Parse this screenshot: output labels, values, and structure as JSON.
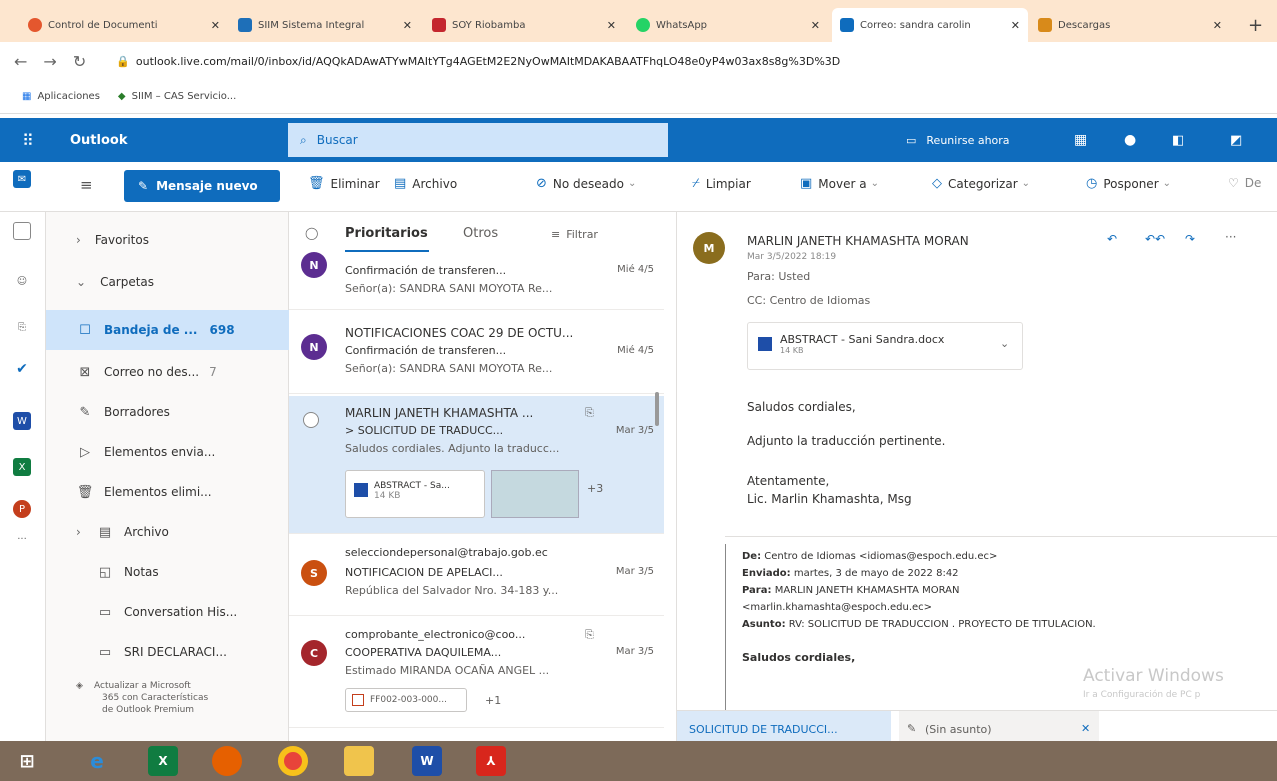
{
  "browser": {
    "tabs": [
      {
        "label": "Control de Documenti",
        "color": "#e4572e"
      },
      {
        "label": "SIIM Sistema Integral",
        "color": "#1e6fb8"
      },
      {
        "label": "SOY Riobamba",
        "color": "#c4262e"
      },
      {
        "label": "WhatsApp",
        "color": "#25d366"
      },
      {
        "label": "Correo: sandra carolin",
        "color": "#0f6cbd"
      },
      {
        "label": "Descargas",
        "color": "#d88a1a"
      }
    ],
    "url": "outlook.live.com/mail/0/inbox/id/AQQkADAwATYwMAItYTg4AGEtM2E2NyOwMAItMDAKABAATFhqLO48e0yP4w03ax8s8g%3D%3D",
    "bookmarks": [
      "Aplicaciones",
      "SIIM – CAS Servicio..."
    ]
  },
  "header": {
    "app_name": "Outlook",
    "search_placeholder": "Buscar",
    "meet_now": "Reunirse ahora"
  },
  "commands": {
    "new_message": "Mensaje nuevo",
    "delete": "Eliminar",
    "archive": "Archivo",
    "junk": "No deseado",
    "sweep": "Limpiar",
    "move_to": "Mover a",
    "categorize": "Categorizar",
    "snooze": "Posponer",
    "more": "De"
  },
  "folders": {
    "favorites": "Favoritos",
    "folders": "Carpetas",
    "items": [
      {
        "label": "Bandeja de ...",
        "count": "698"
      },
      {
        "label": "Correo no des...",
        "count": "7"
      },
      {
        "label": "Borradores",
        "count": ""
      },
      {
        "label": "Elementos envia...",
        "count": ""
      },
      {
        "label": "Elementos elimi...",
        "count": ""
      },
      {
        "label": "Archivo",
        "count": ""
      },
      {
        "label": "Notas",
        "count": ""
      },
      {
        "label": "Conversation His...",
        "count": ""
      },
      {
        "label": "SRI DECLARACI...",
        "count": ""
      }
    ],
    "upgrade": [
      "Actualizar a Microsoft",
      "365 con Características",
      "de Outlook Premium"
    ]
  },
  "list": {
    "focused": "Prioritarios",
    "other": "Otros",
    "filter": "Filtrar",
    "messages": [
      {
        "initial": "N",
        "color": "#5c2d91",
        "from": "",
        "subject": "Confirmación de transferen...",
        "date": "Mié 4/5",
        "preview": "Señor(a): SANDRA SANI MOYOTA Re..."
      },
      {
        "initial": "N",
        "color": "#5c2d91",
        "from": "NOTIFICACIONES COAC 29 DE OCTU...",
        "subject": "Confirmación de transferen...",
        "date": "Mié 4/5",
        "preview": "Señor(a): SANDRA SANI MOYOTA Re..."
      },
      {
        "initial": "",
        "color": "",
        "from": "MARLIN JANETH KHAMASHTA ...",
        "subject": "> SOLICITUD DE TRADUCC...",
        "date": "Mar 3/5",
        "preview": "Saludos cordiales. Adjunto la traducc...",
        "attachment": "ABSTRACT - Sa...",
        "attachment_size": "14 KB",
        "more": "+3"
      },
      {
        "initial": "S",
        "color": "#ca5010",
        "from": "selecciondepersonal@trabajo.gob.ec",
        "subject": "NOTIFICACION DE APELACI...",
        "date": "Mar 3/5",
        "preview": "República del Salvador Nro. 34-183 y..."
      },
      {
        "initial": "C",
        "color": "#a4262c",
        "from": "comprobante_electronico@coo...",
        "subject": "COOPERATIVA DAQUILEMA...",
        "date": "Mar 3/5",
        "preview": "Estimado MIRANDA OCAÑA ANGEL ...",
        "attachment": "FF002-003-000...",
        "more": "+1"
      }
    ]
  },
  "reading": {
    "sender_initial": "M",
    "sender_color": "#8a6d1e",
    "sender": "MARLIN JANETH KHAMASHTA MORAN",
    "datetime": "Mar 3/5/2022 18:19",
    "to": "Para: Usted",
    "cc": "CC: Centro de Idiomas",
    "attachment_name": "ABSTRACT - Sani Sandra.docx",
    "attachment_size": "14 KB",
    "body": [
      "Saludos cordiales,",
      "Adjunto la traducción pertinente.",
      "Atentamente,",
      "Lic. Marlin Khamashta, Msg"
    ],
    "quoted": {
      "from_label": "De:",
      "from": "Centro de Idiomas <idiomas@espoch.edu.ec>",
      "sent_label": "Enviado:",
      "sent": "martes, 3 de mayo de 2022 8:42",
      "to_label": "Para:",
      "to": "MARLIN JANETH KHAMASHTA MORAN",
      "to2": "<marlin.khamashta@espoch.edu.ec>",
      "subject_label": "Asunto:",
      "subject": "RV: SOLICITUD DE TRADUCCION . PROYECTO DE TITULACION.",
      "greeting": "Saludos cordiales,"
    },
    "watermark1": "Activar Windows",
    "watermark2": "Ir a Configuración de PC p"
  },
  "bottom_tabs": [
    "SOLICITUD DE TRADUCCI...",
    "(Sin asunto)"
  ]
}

WORK INSTRUCTIONS:
Read the data above. Pull out each line in which the string "Saludos" appears.

RESPONSE TO THIS TASK:
        "preview": "Saludos cordiales. Adjunto la traducc...",
      "Saludos cordiales,",
      "greeting": "Saludos cordiales,"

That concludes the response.